_Items_
....

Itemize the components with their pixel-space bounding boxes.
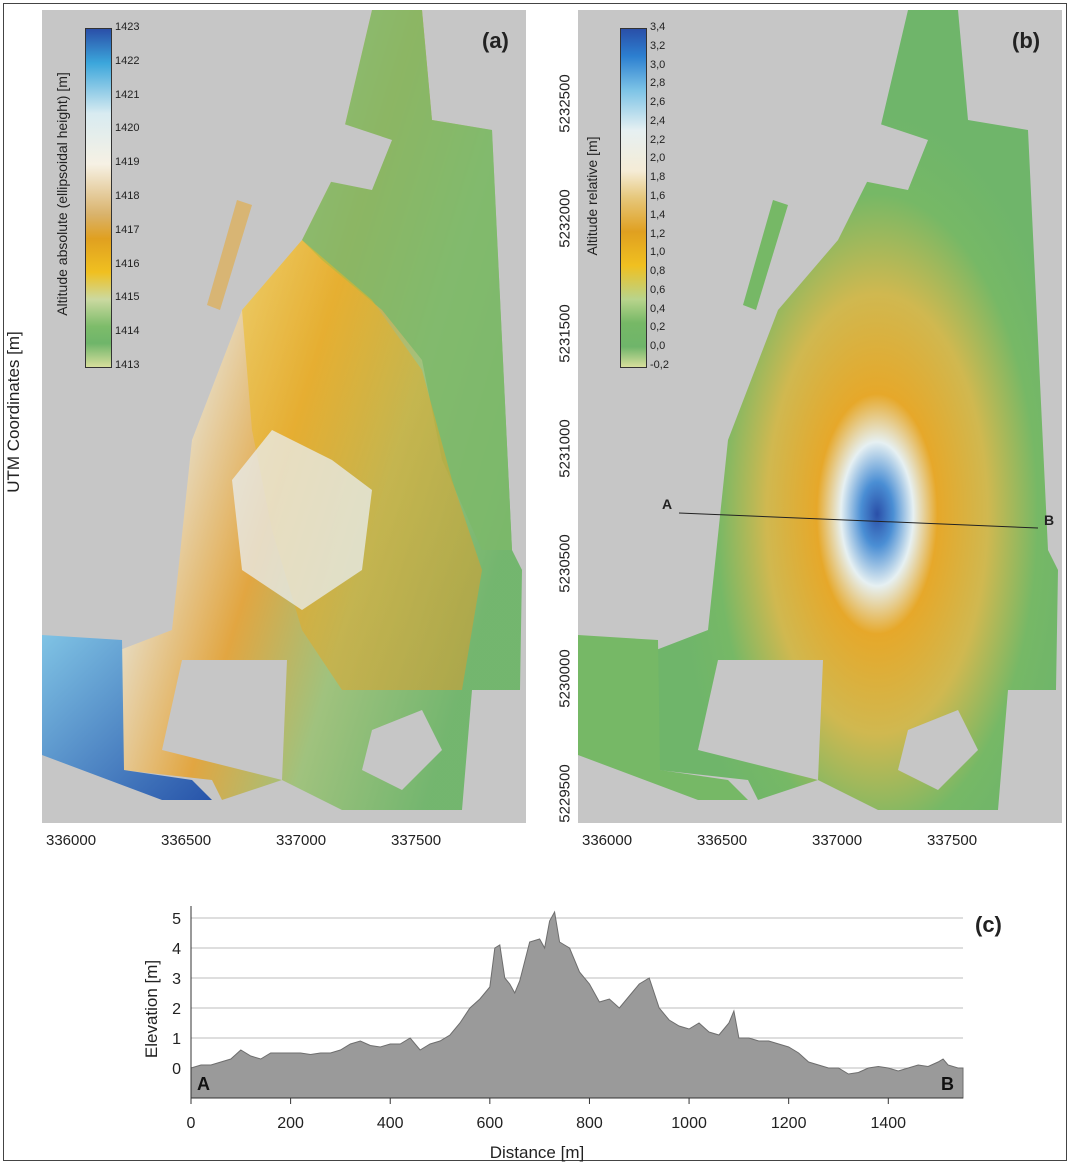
northing-tick-label: 5230000: [556, 649, 574, 708]
colorbar-b-tick: 2,4: [650, 114, 666, 127]
colorbar-b-tick: 1,4: [650, 208, 666, 221]
panel-label-b: (b): [1012, 28, 1041, 53]
colorbar-a-tick: 1419: [115, 156, 140, 169]
easting-tick-label: 337500: [927, 832, 978, 849]
colorbar-b-tick: 1,2: [650, 227, 666, 240]
easting-tick-label: 337000: [812, 832, 863, 849]
profile-end-label: B: [941, 1074, 954, 1094]
northing-tick-label: 5232000: [556, 189, 574, 248]
easting-tick-label: 337000: [276, 832, 327, 849]
colorbar-b-tick: 1,0: [650, 246, 666, 259]
y-tick-label: 4: [172, 941, 181, 958]
colorbar-b: [620, 28, 647, 368]
northing-tick-label: 5232500: [556, 74, 574, 133]
colorbar-b-tick: 2,2: [650, 133, 666, 146]
colorbar-a-tick: 1420: [115, 122, 140, 135]
colorbar-b-title: Altitude relative [m]: [584, 136, 600, 256]
colorbar-a-tick: 1422: [115, 54, 140, 67]
terrain-map-b: [578, 10, 1058, 810]
x-tick-label: 1400: [870, 1115, 906, 1132]
colorbar-a-tick: 1416: [115, 257, 140, 270]
y-tick-label: 3: [172, 971, 181, 988]
terrain-map-a: [42, 10, 522, 810]
colorbar-b-tick: 2,0: [650, 152, 666, 165]
x-tick-label: 0: [187, 1115, 196, 1132]
elevation-profile-chart: 0 1 2 3 4 5 0 200 400 600 800 1000 1200 1400 Distance …: [142, 906, 964, 1162]
x-tick-label: 800: [576, 1115, 603, 1132]
northing-tick-label: 5230500: [556, 534, 574, 593]
colorbar-b-tick: 2,8: [650, 77, 666, 90]
northing-tick-label: 5231500: [556, 304, 574, 363]
y-tick-label: 2: [172, 1001, 181, 1018]
colorbar-b-tick: -0,2: [650, 359, 669, 371]
colorbar-a-tick: 1414: [115, 325, 140, 338]
x-tick-label: 600: [476, 1115, 503, 1132]
colorbar-b-tick: 0,0: [650, 340, 666, 353]
x-tick-label: 400: [377, 1115, 404, 1132]
easting-tick-label: 336000: [46, 832, 97, 849]
colorbar-a-tick: 1413: [115, 359, 140, 371]
x-tick-label: 200: [277, 1115, 304, 1132]
panel-label-c: (c): [975, 912, 1002, 937]
colorbar-b-tick: 3,0: [650, 58, 666, 71]
profile-start-label: A: [197, 1074, 210, 1094]
x-tick-label: 1200: [771, 1115, 807, 1132]
panel-label-a: (a): [482, 28, 509, 53]
profile-label-b: B: [1044, 512, 1055, 528]
map-y-axis-title: UTM Coordinates [m]: [4, 331, 23, 493]
y-axis-title: Elevation [m]: [142, 960, 161, 1058]
colorbar-b-tick: 1,6: [650, 190, 666, 202]
x-axis-title: Distance [m]: [490, 1143, 584, 1162]
map-panel-b: [578, 10, 1062, 823]
easting-tick-label: 336500: [161, 832, 212, 849]
map-panel-a: [42, 10, 526, 823]
colorbar-b-tick: 0,4: [650, 302, 666, 315]
colorbar-a-tick: 1415: [115, 291, 140, 304]
y-tick-label: 1: [172, 1031, 181, 1048]
colorbar-b-tick: 0,8: [650, 265, 666, 278]
profile-line: [678, 512, 1039, 529]
colorbar-b-tick: 3,4: [650, 21, 666, 33]
easting-tick-label: 336000: [582, 832, 633, 849]
colorbar-a-tick: 1423: [115, 21, 140, 33]
colorbar-b-tick: 0,2: [650, 321, 666, 334]
easting-tick-label: 337500: [391, 832, 442, 849]
northing-tick-label: 5229500: [556, 764, 574, 823]
colorbar-a-tick: 1418: [115, 190, 140, 202]
y-tick-label: 5: [172, 911, 181, 928]
colorbar-b-tick: 0,6: [650, 283, 666, 296]
colorbar-b-tick: 1,8: [650, 171, 666, 184]
profile-label-a: A: [662, 496, 673, 512]
northing-tick-label: 5231000: [556, 419, 574, 478]
easting-tick-label: 336500: [697, 832, 748, 849]
colorbar-a-title: Altitude absolute (ellipsoidal height) […: [54, 72, 70, 316]
colorbar-a: [85, 28, 112, 368]
elevation-area: [190, 910, 964, 1099]
colorbar-a-tick: 1417: [115, 223, 140, 236]
colorbar-b-tick: 2,6: [650, 96, 666, 109]
x-tick-label: 1000: [671, 1115, 707, 1132]
figure-frame: [3, 3, 1067, 1161]
colorbar-b-tick: 3,2: [650, 39, 666, 52]
y-tick-label: 0: [172, 1061, 181, 1078]
colorbar-a-tick: 1421: [115, 88, 140, 101]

....

_Requirement_
Copy out every line of the entries above without any change, leaving out the pictures.

_Correct response_
Itemize the components with their pixel-space bounding boxes.
northing-tick-label: 5230000: [556, 649, 574, 708]
colorbar-b-tick: 2,4: [650, 114, 666, 127]
colorbar-b-tick: 1,4: [650, 208, 666, 221]
panel-label-b: (b): [1012, 28, 1041, 53]
colorbar-a-tick: 1419: [115, 156, 140, 169]
easting-tick-label: 337500: [927, 832, 978, 849]
colorbar-b-tick: 1,2: [650, 227, 666, 240]
easting-tick-label: 337000: [812, 832, 863, 849]
profile-end-label: B: [941, 1074, 954, 1094]
northing-tick-label: 5232000: [556, 189, 574, 248]
easting-tick-label: 337000: [276, 832, 327, 849]
colorbar-b-tick: 1,0: [650, 246, 666, 259]
y-tick-label: 4: [172, 941, 181, 958]
colorbar-b: [620, 28, 647, 368]
northing-tick-label: 5232500: [556, 74, 574, 133]
colorbar-b-tick: 2,2: [650, 133, 666, 146]
colorbar-a-tick: 1420: [115, 122, 140, 135]
colorbar-b-title: Altitude relative [m]: [584, 136, 600, 256]
colorbar-a-tick: 1422: [115, 54, 140, 67]
terrain-map-b: [578, 10, 1058, 810]
x-tick-label: 1400: [870, 1115, 906, 1132]
colorbar-a-tick: 1416: [115, 257, 140, 270]
y-tick-label: 3: [172, 971, 181, 988]
terrain-map-a: [42, 10, 522, 810]
colorbar-b-tick: 2,0: [650, 152, 666, 165]
x-tick-label: 0: [187, 1115, 196, 1132]
elevation-profile-chart: 0 1 2 3 4 5 0 200 400 600 800 1000 1200 1400 Distance …: [142, 906, 964, 1162]
x-tick-label: 800: [576, 1115, 603, 1132]
northing-tick-label: 5230500: [556, 534, 574, 593]
colorbar-b-tick: 2,8: [650, 77, 666, 90]
northing-tick-label: 5231500: [556, 304, 574, 363]
y-tick-label: 2: [172, 1001, 181, 1018]
colorbar-b-tick: -0,2: [650, 359, 669, 371]
colorbar-a-tick: 1414: [115, 325, 140, 338]
x-tick-label: 600: [476, 1115, 503, 1132]
colorbar-b-tick: 0,0: [650, 340, 666, 353]
x-tick-label: 400: [377, 1115, 404, 1132]
easting-tick-label: 336000: [46, 832, 97, 849]
colorbar-a-tick: 1413: [115, 359, 140, 371]
x-tick-label: 200: [277, 1115, 304, 1132]
panel-label-c: (c): [975, 912, 1002, 937]
colorbar-b-tick: 3,0: [650, 58, 666, 71]
profile-start-label: A: [197, 1074, 210, 1094]
x-tick-label: 1200: [771, 1115, 807, 1132]
panel-label-a: (a): [482, 28, 509, 53]
profile-label-b: B: [1044, 512, 1055, 528]
map-y-axis-title: UTM Coordinates [m]: [4, 331, 23, 493]
y-axis-title: Elevation [m]: [142, 960, 161, 1058]
colorbar-b-tick: 1,6: [650, 190, 666, 202]
x-axis-title: Distance [m]: [490, 1143, 584, 1162]
map-panel-b: [578, 10, 1062, 823]
easting-tick-label: 336500: [161, 832, 212, 849]
map-panel-a: [42, 10, 526, 823]
colorbar-b-tick: 0,4: [650, 302, 666, 315]
colorbar-a-tick: 1415: [115, 291, 140, 304]
y-tick-label: 1: [172, 1031, 181, 1048]
colorbar-b-tick: 0,8: [650, 265, 666, 278]
profile-line: [678, 512, 1039, 529]
colorbar-b-tick: 3,4: [650, 21, 666, 33]
easting-tick-label: 336000: [582, 832, 633, 849]
colorbar-a-tick: 1423: [115, 21, 140, 33]
colorbar-b-tick: 0,2: [650, 321, 666, 334]
easting-tick-label: 337500: [391, 832, 442, 849]
northing-tick-label: 5229500: [556, 764, 574, 823]
colorbar-a-tick: 1418: [115, 190, 140, 202]
y-tick-label: 5: [172, 911, 181, 928]
colorbar-b-tick: 0,6: [650, 283, 666, 296]
colorbar-b-tick: 1,8: [650, 171, 666, 184]
profile-label-a: A: [662, 496, 673, 512]
northing-tick-label: 5231000: [556, 419, 574, 478]
easting-tick-label: 336500: [697, 832, 748, 849]
colorbar-a-title: Altitude absolute (ellipsoidal height) […: [54, 72, 70, 316]
colorbar-a: [85, 28, 112, 368]
elevation-area: [190, 910, 964, 1099]
colorbar-a-tick: 1417: [115, 223, 140, 236]
colorbar-b-tick: 2,6: [650, 96, 666, 109]
x-tick-label: 1000: [671, 1115, 707, 1132]
figure-frame: [3, 3, 1067, 1161]
colorbar-b-tick: 3,2: [650, 39, 666, 52]
y-tick-label: 0: [172, 1061, 181, 1078]
colorbar-a-tick: 1421: [115, 88, 140, 101]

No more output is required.